= Given task =
Retype all material exactly. Pictures stay out of the copy.

● ● ● ●

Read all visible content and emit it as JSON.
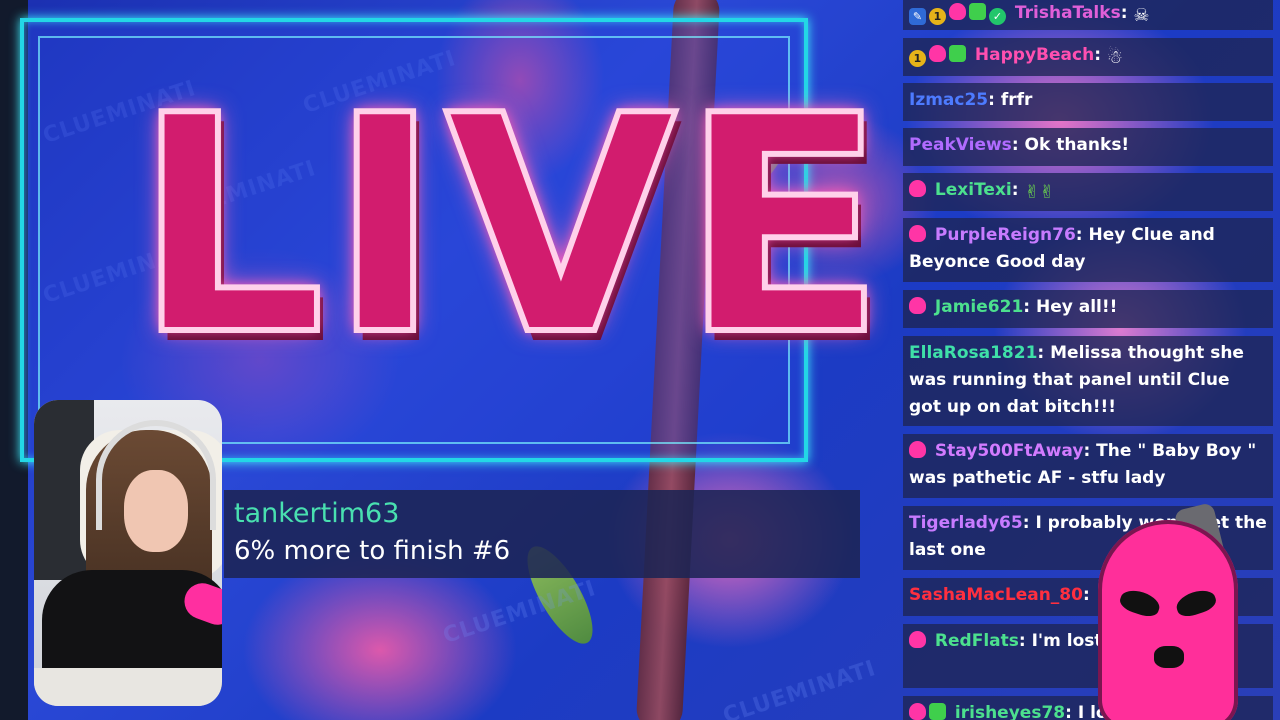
{
  "overlay": {
    "live_label": "LIVE",
    "watermark_text": "CLUEMINATI"
  },
  "alert": {
    "username": "tankertim63",
    "message": "6% more to finish #6"
  },
  "chat": {
    "messages": [
      {
        "user": "TrishaTalks",
        "user_color": "#e05fd8",
        "text": "",
        "badges": [
          "wrench-badge",
          "one-badge",
          "mask-badge",
          "gift-badge",
          "verified-badge"
        ],
        "emote": "skull-emote"
      },
      {
        "user": "HappyBeach",
        "user_color": "#ff4fb0",
        "text": "",
        "badges": [
          "one-badge",
          "mask-badge",
          "gift-badge"
        ],
        "emote": "snowman-emote"
      },
      {
        "user": "Izmac25",
        "user_color": "#4d7bff",
        "text": "frfr",
        "badges": []
      },
      {
        "user": "PeakViews",
        "user_color": "#b06bff",
        "text": "Ok thanks!",
        "badges": []
      },
      {
        "user": "LexiTexi",
        "user_color": "#4ce08e",
        "text": "",
        "badges": [
          "mask-badge"
        ],
        "emote": "dancing-emote"
      },
      {
        "user": "PurpleReign76",
        "user_color": "#c77bff",
        "text": "Hey Clue and Beyonce Good day",
        "badges": [
          "mask-badge"
        ]
      },
      {
        "user": "Jamie621",
        "user_color": "#4ce08e",
        "text": "Hey all!!",
        "badges": [
          "mask-badge"
        ]
      },
      {
        "user": "EllaRosa1821",
        "user_color": "#3fe0a8",
        "text": "Melissa thought she was running that panel until Clue got up on dat bitch!!!",
        "badges": []
      },
      {
        "user": "Stay500FtAway",
        "user_color": "#d27bff",
        "text": "The \" Baby Boy \" was pathetic AF - stfu lady",
        "badges": [
          "mask-badge"
        ]
      },
      {
        "user": "Tigerlady65",
        "user_color": "#c77bff",
        "text": "I probably won't get the last one",
        "badges": []
      },
      {
        "user": "SashaMacLean_80",
        "user_color": "#ff2f3f",
        "text": "",
        "badges": []
      },
      {
        "user": "RedFlats",
        "user_color": "#4ce08e",
        "text": "I'm lost... happened?",
        "badges": [
          "mask-badge"
        ]
      },
      {
        "user": "irisheyes78",
        "user_color": "#4ce08e",
        "text": "I lost",
        "badges": [
          "mask-badge",
          "gift-badge"
        ]
      }
    ]
  },
  "colors": {
    "frame_cyan": "#23d7e6",
    "live_pink": "#d21c6e",
    "chat_bg": "#1e2656",
    "alert_user": "#49e0b0"
  }
}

● ● ● ●

= Reply to the task =
Read all visible content and emit it as JSON.
{
  "overlay": {
    "live_label": "LIVE",
    "watermark_text": "CLUEMINATI"
  },
  "alert": {
    "username": "tankertim63",
    "message": "6% more to finish #6"
  },
  "chat": {
    "messages": [
      {
        "user": "TrishaTalks",
        "user_color": "#e05fd8",
        "text": "",
        "badges": [
          "wrench-badge",
          "one-badge",
          "mask-badge",
          "gift-badge",
          "verified-badge"
        ],
        "emote": "skull-emote"
      },
      {
        "user": "HappyBeach",
        "user_color": "#ff4fb0",
        "text": "",
        "badges": [
          "one-badge",
          "mask-badge",
          "gift-badge"
        ],
        "emote": "snowman-emote"
      },
      {
        "user": "Izmac25",
        "user_color": "#4d7bff",
        "text": "frfr",
        "badges": []
      },
      {
        "user": "PeakViews",
        "user_color": "#b06bff",
        "text": "Ok thanks!",
        "badges": []
      },
      {
        "user": "LexiTexi",
        "user_color": "#4ce08e",
        "text": "",
        "badges": [
          "mask-badge"
        ],
        "emote": "dancing-emote"
      },
      {
        "user": "PurpleReign76",
        "user_color": "#c77bff",
        "text": "Hey Clue and Beyonce Good day",
        "badges": [
          "mask-badge"
        ]
      },
      {
        "user": "Jamie621",
        "user_color": "#4ce08e",
        "text": "Hey all!!",
        "badges": [
          "mask-badge"
        ]
      },
      {
        "user": "EllaRosa1821",
        "user_color": "#3fe0a8",
        "text": "Melissa thought she was running that panel until Clue got up on dat bitch!!!",
        "badges": []
      },
      {
        "user": "Stay500FtAway",
        "user_color": "#d27bff",
        "text": "The \" Baby Boy \" was pathetic AF - stfu lady",
        "badges": [
          "mask-badge"
        ]
      },
      {
        "user": "Tigerlady65",
        "user_color": "#c77bff",
        "text": "I probably won't get the last one",
        "badges": []
      },
      {
        "user": "SashaMacLean_80",
        "user_color": "#ff2f3f",
        "text": "",
        "badges": []
      },
      {
        "user": "RedFlats",
        "user_color": "#4ce08e",
        "text": "I'm lost... happened?",
        "badges": [
          "mask-badge"
        ]
      },
      {
        "user": "irisheyes78",
        "user_color": "#4ce08e",
        "text": "I lost",
        "badges": [
          "mask-badge",
          "gift-badge"
        ]
      }
    ]
  },
  "colors": {
    "frame_cyan": "#23d7e6",
    "live_pink": "#d21c6e",
    "chat_bg": "#1e2656",
    "alert_user": "#49e0b0"
  }
}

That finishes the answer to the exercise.